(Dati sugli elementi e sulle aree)
● ● ●

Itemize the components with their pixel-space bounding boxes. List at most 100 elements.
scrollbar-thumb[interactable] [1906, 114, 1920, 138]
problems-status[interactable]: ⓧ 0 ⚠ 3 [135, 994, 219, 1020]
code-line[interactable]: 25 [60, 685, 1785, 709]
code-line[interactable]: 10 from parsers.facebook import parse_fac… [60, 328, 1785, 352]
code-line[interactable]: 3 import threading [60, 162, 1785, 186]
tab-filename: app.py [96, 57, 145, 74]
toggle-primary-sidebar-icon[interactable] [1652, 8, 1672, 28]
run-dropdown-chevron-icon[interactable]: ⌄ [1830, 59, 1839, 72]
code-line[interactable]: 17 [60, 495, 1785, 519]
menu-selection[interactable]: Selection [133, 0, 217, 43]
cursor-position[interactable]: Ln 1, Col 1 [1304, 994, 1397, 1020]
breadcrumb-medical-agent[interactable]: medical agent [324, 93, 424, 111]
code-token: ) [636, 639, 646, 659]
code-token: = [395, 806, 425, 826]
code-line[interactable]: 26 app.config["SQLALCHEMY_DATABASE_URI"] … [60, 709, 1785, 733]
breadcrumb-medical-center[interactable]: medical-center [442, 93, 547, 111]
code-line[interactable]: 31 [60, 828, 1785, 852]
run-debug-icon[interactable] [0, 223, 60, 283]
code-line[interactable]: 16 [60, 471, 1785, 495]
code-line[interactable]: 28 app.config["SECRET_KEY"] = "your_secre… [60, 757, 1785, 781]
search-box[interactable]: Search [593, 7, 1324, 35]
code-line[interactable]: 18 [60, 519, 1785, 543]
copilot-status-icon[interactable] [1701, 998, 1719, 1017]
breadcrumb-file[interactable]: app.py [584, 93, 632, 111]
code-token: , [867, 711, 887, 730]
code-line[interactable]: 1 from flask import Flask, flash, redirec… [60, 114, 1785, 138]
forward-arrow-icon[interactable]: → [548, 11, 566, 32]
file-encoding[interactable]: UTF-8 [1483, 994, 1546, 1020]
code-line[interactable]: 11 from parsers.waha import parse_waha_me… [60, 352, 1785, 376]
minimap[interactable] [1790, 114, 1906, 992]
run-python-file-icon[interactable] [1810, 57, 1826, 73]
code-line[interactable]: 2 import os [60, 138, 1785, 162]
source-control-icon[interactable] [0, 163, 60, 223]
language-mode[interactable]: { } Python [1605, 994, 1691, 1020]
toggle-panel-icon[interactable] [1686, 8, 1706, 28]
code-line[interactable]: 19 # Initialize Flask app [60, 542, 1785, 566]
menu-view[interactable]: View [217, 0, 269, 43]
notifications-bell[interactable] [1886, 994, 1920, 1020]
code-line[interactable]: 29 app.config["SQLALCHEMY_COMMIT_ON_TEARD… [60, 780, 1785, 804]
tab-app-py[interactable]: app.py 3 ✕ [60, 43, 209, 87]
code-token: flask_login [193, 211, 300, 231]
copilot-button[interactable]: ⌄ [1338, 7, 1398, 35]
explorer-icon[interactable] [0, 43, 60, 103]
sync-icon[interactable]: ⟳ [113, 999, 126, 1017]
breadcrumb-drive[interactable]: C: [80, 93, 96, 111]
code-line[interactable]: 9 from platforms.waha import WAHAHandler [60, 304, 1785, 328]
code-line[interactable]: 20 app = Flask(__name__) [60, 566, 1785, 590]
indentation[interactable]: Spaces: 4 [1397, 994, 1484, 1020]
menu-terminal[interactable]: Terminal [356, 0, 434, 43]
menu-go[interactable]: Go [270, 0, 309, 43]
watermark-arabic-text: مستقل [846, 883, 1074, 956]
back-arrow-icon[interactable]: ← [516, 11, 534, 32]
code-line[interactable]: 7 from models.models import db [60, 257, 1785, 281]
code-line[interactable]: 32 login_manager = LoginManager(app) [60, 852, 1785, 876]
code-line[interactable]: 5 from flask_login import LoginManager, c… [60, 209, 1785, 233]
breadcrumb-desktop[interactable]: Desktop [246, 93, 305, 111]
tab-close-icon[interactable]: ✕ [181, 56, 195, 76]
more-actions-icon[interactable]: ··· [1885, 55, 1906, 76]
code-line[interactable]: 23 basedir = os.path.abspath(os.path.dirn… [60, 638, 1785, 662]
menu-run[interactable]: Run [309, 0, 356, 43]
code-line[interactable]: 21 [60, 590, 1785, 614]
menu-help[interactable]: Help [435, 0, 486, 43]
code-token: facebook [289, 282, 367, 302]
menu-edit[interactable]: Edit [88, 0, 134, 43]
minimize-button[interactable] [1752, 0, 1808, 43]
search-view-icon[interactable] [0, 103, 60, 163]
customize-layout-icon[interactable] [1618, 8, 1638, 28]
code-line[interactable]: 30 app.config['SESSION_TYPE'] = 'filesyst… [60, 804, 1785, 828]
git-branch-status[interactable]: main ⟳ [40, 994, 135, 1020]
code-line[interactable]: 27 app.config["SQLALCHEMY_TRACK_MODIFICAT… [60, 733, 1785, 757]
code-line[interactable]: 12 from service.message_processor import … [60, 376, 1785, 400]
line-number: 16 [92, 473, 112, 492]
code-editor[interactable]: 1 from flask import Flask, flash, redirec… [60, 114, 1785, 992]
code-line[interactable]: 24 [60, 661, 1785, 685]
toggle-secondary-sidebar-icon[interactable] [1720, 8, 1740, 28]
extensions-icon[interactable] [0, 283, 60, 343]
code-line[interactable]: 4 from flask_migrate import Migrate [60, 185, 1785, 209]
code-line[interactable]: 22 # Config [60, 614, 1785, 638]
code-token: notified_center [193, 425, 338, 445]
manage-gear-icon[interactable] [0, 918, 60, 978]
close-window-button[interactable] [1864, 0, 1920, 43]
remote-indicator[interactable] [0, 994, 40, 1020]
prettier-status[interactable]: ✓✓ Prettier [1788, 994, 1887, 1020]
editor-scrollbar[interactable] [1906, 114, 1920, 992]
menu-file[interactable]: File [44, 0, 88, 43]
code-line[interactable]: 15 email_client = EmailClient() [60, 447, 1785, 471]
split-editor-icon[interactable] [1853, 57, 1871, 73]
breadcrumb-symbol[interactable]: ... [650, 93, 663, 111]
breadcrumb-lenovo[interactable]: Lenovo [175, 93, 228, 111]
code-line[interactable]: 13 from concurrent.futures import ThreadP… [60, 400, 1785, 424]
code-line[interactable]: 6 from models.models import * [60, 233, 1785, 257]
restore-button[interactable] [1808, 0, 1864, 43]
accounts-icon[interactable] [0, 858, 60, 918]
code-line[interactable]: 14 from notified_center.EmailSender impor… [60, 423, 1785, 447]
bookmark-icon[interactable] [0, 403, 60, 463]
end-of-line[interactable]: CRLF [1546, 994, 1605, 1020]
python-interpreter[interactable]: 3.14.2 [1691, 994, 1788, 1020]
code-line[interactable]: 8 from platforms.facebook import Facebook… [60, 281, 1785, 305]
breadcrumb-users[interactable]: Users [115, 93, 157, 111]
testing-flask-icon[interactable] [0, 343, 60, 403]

● ● ●

> [COSA FARE] Ricopia parola per parola tutte le righe dei record riportati sopra, senza cambiare nulla.

> [RISULTATO FINALE]
Itemize the components with their pixel-space bounding boxes. List at most 100 elements.
scrollbar-thumb[interactable] [1906, 114, 1920, 138]
problems-status[interactable]: ⓧ 0 ⚠ 3 [135, 994, 219, 1020]
code-line[interactable]: 25 [60, 685, 1785, 709]
code-line[interactable]: 10 from parsers.facebook import parse_fac… [60, 328, 1785, 352]
code-line[interactable]: 3 import threading [60, 162, 1785, 186]
tab-filename: app.py [96, 57, 145, 74]
toggle-primary-sidebar-icon[interactable] [1652, 8, 1672, 28]
run-dropdown-chevron-icon[interactable]: ⌄ [1830, 59, 1839, 72]
code-line[interactable]: 17 [60, 495, 1785, 519]
menu-selection[interactable]: Selection [133, 0, 217, 43]
cursor-position[interactable]: Ln 1, Col 1 [1304, 994, 1397, 1020]
breadcrumb-medical-agent[interactable]: medical agent [324, 93, 424, 111]
code-token: ) [636, 639, 646, 659]
code-token: = [395, 806, 425, 826]
code-line[interactable]: 26 app.config["SQLALCHEMY_DATABASE_URI"] … [60, 709, 1785, 733]
breadcrumb-medical-center[interactable]: medical-center [442, 93, 547, 111]
code-line[interactable]: 31 [60, 828, 1785, 852]
run-debug-icon[interactable] [0, 223, 60, 283]
code-line[interactable]: 16 [60, 471, 1785, 495]
code-line[interactable]: 28 app.config["SECRET_KEY"] = "your_secre… [60, 757, 1785, 781]
search-box[interactable]: Search [593, 7, 1324, 35]
code-line[interactable]: 18 [60, 519, 1785, 543]
copilot-status-icon[interactable] [1701, 998, 1719, 1017]
breadcrumb-file[interactable]: app.py [584, 93, 632, 111]
code-token: , [867, 711, 887, 730]
code-line[interactable]: 1 from flask import Flask, flash, redirec… [60, 114, 1785, 138]
forward-arrow-icon[interactable]: → [548, 11, 566, 32]
file-encoding[interactable]: UTF-8 [1483, 994, 1546, 1020]
code-line[interactable]: 11 from parsers.waha import parse_waha_me… [60, 352, 1785, 376]
minimap[interactable] [1790, 114, 1906, 992]
run-python-file-icon[interactable] [1810, 57, 1826, 73]
code-line[interactable]: 2 import os [60, 138, 1785, 162]
source-control-icon[interactable] [0, 163, 60, 223]
language-mode[interactable]: { } Python [1605, 994, 1691, 1020]
toggle-panel-icon[interactable] [1686, 8, 1706, 28]
code-line[interactable]: 19 # Initialize Flask app [60, 542, 1785, 566]
menu-view[interactable]: View [217, 0, 269, 43]
notifications-bell[interactable] [1886, 994, 1920, 1020]
code-line[interactable]: 29 app.config["SQLALCHEMY_COMMIT_ON_TEARD… [60, 780, 1785, 804]
tab-app-py[interactable]: app.py 3 ✕ [60, 43, 209, 87]
code-token: flask_login [193, 211, 300, 231]
copilot-button[interactable]: ⌄ [1338, 7, 1398, 35]
explorer-icon[interactable] [0, 43, 60, 103]
sync-icon[interactable]: ⟳ [113, 999, 126, 1017]
breadcrumb-drive[interactable]: C: [80, 93, 96, 111]
code-line[interactable]: 9 from platforms.waha import WAHAHandler [60, 304, 1785, 328]
code-line[interactable]: 20 app = Flask(__name__) [60, 566, 1785, 590]
indentation[interactable]: Spaces: 4 [1397, 994, 1484, 1020]
menu-terminal[interactable]: Terminal [356, 0, 434, 43]
menu-go[interactable]: Go [270, 0, 309, 43]
watermark-arabic-text: مستقل [846, 883, 1074, 956]
back-arrow-icon[interactable]: ← [516, 11, 534, 32]
code-line[interactable]: 7 from models.models import db [60, 257, 1785, 281]
code-line[interactable]: 32 login_manager = LoginManager(app) [60, 852, 1785, 876]
code-line[interactable]: 5 from flask_login import LoginManager, c… [60, 209, 1785, 233]
breadcrumb-desktop[interactable]: Desktop [246, 93, 305, 111]
tab-close-icon[interactable]: ✕ [181, 56, 195, 76]
more-actions-icon[interactable]: ··· [1885, 55, 1906, 76]
code-line[interactable]: 23 basedir = os.path.abspath(os.path.dirn… [60, 638, 1785, 662]
menu-run[interactable]: Run [309, 0, 356, 43]
code-line[interactable]: 21 [60, 590, 1785, 614]
menu-help[interactable]: Help [435, 0, 486, 43]
code-token: facebook [289, 282, 367, 302]
menu-edit[interactable]: Edit [88, 0, 134, 43]
minimize-button[interactable] [1752, 0, 1808, 43]
search-view-icon[interactable] [0, 103, 60, 163]
customize-layout-icon[interactable] [1618, 8, 1638, 28]
code-line[interactable]: 30 app.config['SESSION_TYPE'] = 'filesyst… [60, 804, 1785, 828]
git-branch-status[interactable]: main ⟳ [40, 994, 135, 1020]
code-line[interactable]: 27 app.config["SQLALCHEMY_TRACK_MODIFICAT… [60, 733, 1785, 757]
code-line[interactable]: 12 from service.message_processor import … [60, 376, 1785, 400]
line-number: 16 [92, 473, 112, 492]
code-editor[interactable]: 1 from flask import Flask, flash, redirec… [60, 114, 1785, 992]
code-line[interactable]: 24 [60, 661, 1785, 685]
toggle-secondary-sidebar-icon[interactable] [1720, 8, 1740, 28]
extensions-icon[interactable] [0, 283, 60, 343]
code-line[interactable]: 4 from flask_migrate import Migrate [60, 185, 1785, 209]
code-line[interactable]: 22 # Config [60, 614, 1785, 638]
code-token: notified_center [193, 425, 338, 445]
manage-gear-icon[interactable] [0, 918, 60, 978]
close-window-button[interactable] [1864, 0, 1920, 43]
remote-indicator[interactable] [0, 994, 40, 1020]
prettier-status[interactable]: ✓✓ Prettier [1788, 994, 1887, 1020]
editor-scrollbar[interactable] [1906, 114, 1920, 992]
menu-file[interactable]: File [44, 0, 88, 43]
code-line[interactable]: 15 email_client = EmailClient() [60, 447, 1785, 471]
split-editor-icon[interactable] [1853, 57, 1871, 73]
breadcrumb-symbol[interactable]: ... [650, 93, 663, 111]
breadcrumb-lenovo[interactable]: Lenovo [175, 93, 228, 111]
code-line[interactable]: 13 from concurrent.futures import ThreadP… [60, 400, 1785, 424]
code-line[interactable]: 6 from models.models import * [60, 233, 1785, 257]
restore-button[interactable] [1808, 0, 1864, 43]
accounts-icon[interactable] [0, 858, 60, 918]
code-line[interactable]: 14 from notified_center.EmailSender impor… [60, 423, 1785, 447]
bookmark-icon[interactable] [0, 403, 60, 463]
end-of-line[interactable]: CRLF [1546, 994, 1605, 1020]
python-interpreter[interactable]: 3.14.2 [1691, 994, 1788, 1020]
code-line[interactable]: 8 from platforms.facebook import Facebook… [60, 281, 1785, 305]
breadcrumb-users[interactable]: Users [115, 93, 157, 111]
testing-flask-icon[interactable] [0, 343, 60, 403]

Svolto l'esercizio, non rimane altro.